## EXERCISE INPUTS

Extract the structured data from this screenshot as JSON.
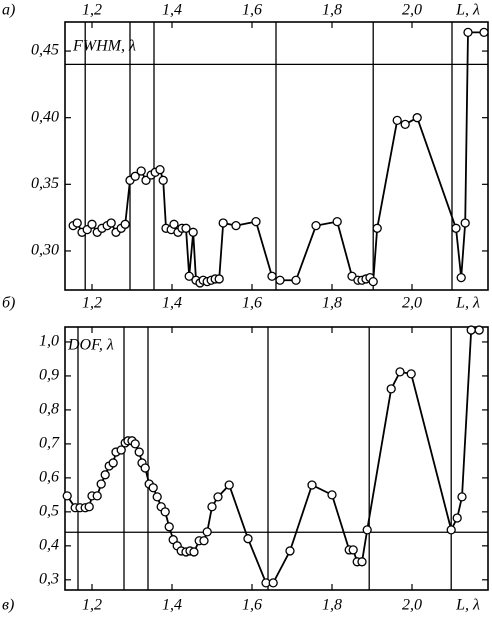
{
  "panel_labels": [
    "а)",
    "б)",
    "в)"
  ],
  "chart_data": [
    {
      "type": "line",
      "ylabel": "FWHM, λ",
      "xlabel": "L, λ",
      "color": "#000000",
      "xlim": [
        1.1325,
        2.19
      ],
      "ylim": [
        0.2707,
        0.4718
      ],
      "xticks": [
        {
          "value": 1.2,
          "label": "1,2"
        },
        {
          "value": 1.4,
          "label": "1,4"
        },
        {
          "value": 1.6,
          "label": "1,6"
        },
        {
          "value": 1.8,
          "label": "1,8"
        },
        {
          "value": 2.0,
          "label": "2,0"
        }
      ],
      "yticks": [
        {
          "value": 0.3,
          "label": "0,30"
        },
        {
          "value": 0.35,
          "label": "0,35"
        },
        {
          "value": 0.4,
          "label": "0,40"
        },
        {
          "value": 0.45,
          "label": "0,45"
        }
      ],
      "hlines": [
        0.44
      ],
      "vlines": [
        1.183,
        1.295,
        1.355,
        1.66,
        1.903,
        2.1
      ],
      "x": [
        1.153,
        1.163,
        1.175,
        1.188,
        1.2,
        1.213,
        1.225,
        1.238,
        1.248,
        1.26,
        1.273,
        1.283,
        1.295,
        1.308,
        1.323,
        1.335,
        1.348,
        1.358,
        1.37,
        1.378,
        1.385,
        1.398,
        1.405,
        1.415,
        1.425,
        1.435,
        1.443,
        1.453,
        1.46,
        1.47,
        1.478,
        1.488,
        1.498,
        1.508,
        1.518,
        1.528,
        1.56,
        1.61,
        1.65,
        1.67,
        1.71,
        1.76,
        1.813,
        1.85,
        1.865,
        1.875,
        1.885,
        1.895,
        1.903,
        1.913,
        1.963,
        1.983,
        2.013,
        2.11,
        2.123,
        2.133,
        2.14,
        2.18
      ],
      "values": [
        0.319,
        0.321,
        0.314,
        0.316,
        0.32,
        0.314,
        0.317,
        0.319,
        0.321,
        0.314,
        0.317,
        0.32,
        0.353,
        0.356,
        0.36,
        0.353,
        0.357,
        0.359,
        0.361,
        0.353,
        0.317,
        0.316,
        0.32,
        0.314,
        0.317,
        0.317,
        0.281,
        0.314,
        0.278,
        0.276,
        0.278,
        0.277,
        0.278,
        0.279,
        0.279,
        0.321,
        0.319,
        0.322,
        0.281,
        0.278,
        0.278,
        0.319,
        0.322,
        0.281,
        0.278,
        0.278,
        0.279,
        0.28,
        0.277,
        0.317,
        0.398,
        0.395,
        0.4,
        0.317,
        0.28,
        0.321,
        0.464,
        0.464
      ]
    },
    {
      "type": "line",
      "ylabel": "DOF, λ",
      "xlabel": "L, λ",
      "color": "#000000",
      "xlim": [
        1.1325,
        2.19
      ],
      "ylim": [
        0.27,
        1.044
      ],
      "xticks": [
        {
          "value": 1.2,
          "label": "1,2"
        },
        {
          "value": 1.4,
          "label": "1,4"
        },
        {
          "value": 1.6,
          "label": "1,6"
        },
        {
          "value": 1.8,
          "label": "1,8"
        },
        {
          "value": 2.0,
          "label": "2,0"
        }
      ],
      "yticks": [
        {
          "value": 0.3,
          "label": "0,3"
        },
        {
          "value": 0.4,
          "label": "0,4"
        },
        {
          "value": 0.5,
          "label": "0,5"
        },
        {
          "value": 0.6,
          "label": "0,6"
        },
        {
          "value": 0.7,
          "label": "0,7"
        },
        {
          "value": 0.8,
          "label": "0,8"
        },
        {
          "value": 0.9,
          "label": "0,9"
        },
        {
          "value": 1.0,
          "label": "1,0"
        }
      ],
      "hlines": [
        0.44
      ],
      "vlines": [
        1.165,
        1.28,
        1.34,
        1.64,
        1.893,
        2.098
      ],
      "x": [
        1.138,
        1.158,
        1.17,
        1.183,
        1.193,
        1.2,
        1.213,
        1.223,
        1.233,
        1.243,
        1.253,
        1.26,
        1.273,
        1.283,
        1.29,
        1.3,
        1.308,
        1.318,
        1.325,
        1.333,
        1.343,
        1.353,
        1.363,
        1.373,
        1.383,
        1.393,
        1.403,
        1.413,
        1.423,
        1.435,
        1.445,
        1.455,
        1.468,
        1.48,
        1.488,
        1.5,
        1.515,
        1.543,
        1.59,
        1.635,
        1.653,
        1.695,
        1.75,
        1.8,
        1.843,
        1.853,
        1.863,
        1.875,
        1.888,
        1.948,
        1.97,
        1.998,
        2.098,
        2.113,
        2.125,
        2.148,
        2.168
      ],
      "values": [
        0.547,
        0.512,
        0.512,
        0.512,
        0.515,
        0.547,
        0.547,
        0.582,
        0.609,
        0.635,
        0.644,
        0.676,
        0.682,
        0.703,
        0.709,
        0.709,
        0.7,
        0.676,
        0.644,
        0.629,
        0.582,
        0.571,
        0.544,
        0.515,
        0.5,
        0.456,
        0.418,
        0.4,
        0.385,
        0.382,
        0.385,
        0.382,
        0.415,
        0.415,
        0.441,
        0.515,
        0.544,
        0.579,
        0.421,
        0.291,
        0.291,
        0.385,
        0.579,
        0.55,
        0.388,
        0.388,
        0.353,
        0.353,
        0.447,
        0.862,
        0.912,
        0.906,
        0.447,
        0.482,
        0.544,
        1.035,
        1.035
      ]
    }
  ]
}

## WHAT YOU HAVE TO DO
Leave out the pictures and give the rest of the records again exactly.

## THE RESPONSE
Extract the structured data from this screenshot as JSON.
{
  "panel_labels": [
    "а)",
    "б)",
    "в)"
  ],
  "chart_data": [
    {
      "type": "line",
      "ylabel": "FWHM, λ",
      "xlabel": "L, λ",
      "color": "#000000",
      "xlim": [
        1.1325,
        2.19
      ],
      "ylim": [
        0.2707,
        0.4718
      ],
      "xticks": [
        {
          "value": 1.2,
          "label": "1,2"
        },
        {
          "value": 1.4,
          "label": "1,4"
        },
        {
          "value": 1.6,
          "label": "1,6"
        },
        {
          "value": 1.8,
          "label": "1,8"
        },
        {
          "value": 2.0,
          "label": "2,0"
        }
      ],
      "yticks": [
        {
          "value": 0.3,
          "label": "0,30"
        },
        {
          "value": 0.35,
          "label": "0,35"
        },
        {
          "value": 0.4,
          "label": "0,40"
        },
        {
          "value": 0.45,
          "label": "0,45"
        }
      ],
      "hlines": [
        0.44
      ],
      "vlines": [
        1.183,
        1.295,
        1.355,
        1.66,
        1.903,
        2.1
      ],
      "x": [
        1.153,
        1.163,
        1.175,
        1.188,
        1.2,
        1.213,
        1.225,
        1.238,
        1.248,
        1.26,
        1.273,
        1.283,
        1.295,
        1.308,
        1.323,
        1.335,
        1.348,
        1.358,
        1.37,
        1.378,
        1.385,
        1.398,
        1.405,
        1.415,
        1.425,
        1.435,
        1.443,
        1.453,
        1.46,
        1.47,
        1.478,
        1.488,
        1.498,
        1.508,
        1.518,
        1.528,
        1.56,
        1.61,
        1.65,
        1.67,
        1.71,
        1.76,
        1.813,
        1.85,
        1.865,
        1.875,
        1.885,
        1.895,
        1.903,
        1.913,
        1.963,
        1.983,
        2.013,
        2.11,
        2.123,
        2.133,
        2.14,
        2.18
      ],
      "values": [
        0.319,
        0.321,
        0.314,
        0.316,
        0.32,
        0.314,
        0.317,
        0.319,
        0.321,
        0.314,
        0.317,
        0.32,
        0.353,
        0.356,
        0.36,
        0.353,
        0.357,
        0.359,
        0.361,
        0.353,
        0.317,
        0.316,
        0.32,
        0.314,
        0.317,
        0.317,
        0.281,
        0.314,
        0.278,
        0.276,
        0.278,
        0.277,
        0.278,
        0.279,
        0.279,
        0.321,
        0.319,
        0.322,
        0.281,
        0.278,
        0.278,
        0.319,
        0.322,
        0.281,
        0.278,
        0.278,
        0.279,
        0.28,
        0.277,
        0.317,
        0.398,
        0.395,
        0.4,
        0.317,
        0.28,
        0.321,
        0.464,
        0.464
      ]
    },
    {
      "type": "line",
      "ylabel": "DOF, λ",
      "xlabel": "L, λ",
      "color": "#000000",
      "xlim": [
        1.1325,
        2.19
      ],
      "ylim": [
        0.27,
        1.044
      ],
      "xticks": [
        {
          "value": 1.2,
          "label": "1,2"
        },
        {
          "value": 1.4,
          "label": "1,4"
        },
        {
          "value": 1.6,
          "label": "1,6"
        },
        {
          "value": 1.8,
          "label": "1,8"
        },
        {
          "value": 2.0,
          "label": "2,0"
        }
      ],
      "yticks": [
        {
          "value": 0.3,
          "label": "0,3"
        },
        {
          "value": 0.4,
          "label": "0,4"
        },
        {
          "value": 0.5,
          "label": "0,5"
        },
        {
          "value": 0.6,
          "label": "0,6"
        },
        {
          "value": 0.7,
          "label": "0,7"
        },
        {
          "value": 0.8,
          "label": "0,8"
        },
        {
          "value": 0.9,
          "label": "0,9"
        },
        {
          "value": 1.0,
          "label": "1,0"
        }
      ],
      "hlines": [
        0.44
      ],
      "vlines": [
        1.165,
        1.28,
        1.34,
        1.64,
        1.893,
        2.098
      ],
      "x": [
        1.138,
        1.158,
        1.17,
        1.183,
        1.193,
        1.2,
        1.213,
        1.223,
        1.233,
        1.243,
        1.253,
        1.26,
        1.273,
        1.283,
        1.29,
        1.3,
        1.308,
        1.318,
        1.325,
        1.333,
        1.343,
        1.353,
        1.363,
        1.373,
        1.383,
        1.393,
        1.403,
        1.413,
        1.423,
        1.435,
        1.445,
        1.455,
        1.468,
        1.48,
        1.488,
        1.5,
        1.515,
        1.543,
        1.59,
        1.635,
        1.653,
        1.695,
        1.75,
        1.8,
        1.843,
        1.853,
        1.863,
        1.875,
        1.888,
        1.948,
        1.97,
        1.998,
        2.098,
        2.113,
        2.125,
        2.148,
        2.168
      ],
      "values": [
        0.547,
        0.512,
        0.512,
        0.512,
        0.515,
        0.547,
        0.547,
        0.582,
        0.609,
        0.635,
        0.644,
        0.676,
        0.682,
        0.703,
        0.709,
        0.709,
        0.7,
        0.676,
        0.644,
        0.629,
        0.582,
        0.571,
        0.544,
        0.515,
        0.5,
        0.456,
        0.418,
        0.4,
        0.385,
        0.382,
        0.385,
        0.382,
        0.415,
        0.415,
        0.441,
        0.515,
        0.544,
        0.579,
        0.421,
        0.291,
        0.291,
        0.385,
        0.579,
        0.55,
        0.388,
        0.388,
        0.353,
        0.353,
        0.447,
        0.862,
        0.912,
        0.906,
        0.447,
        0.482,
        0.544,
        1.035,
        1.035
      ]
    }
  ]
}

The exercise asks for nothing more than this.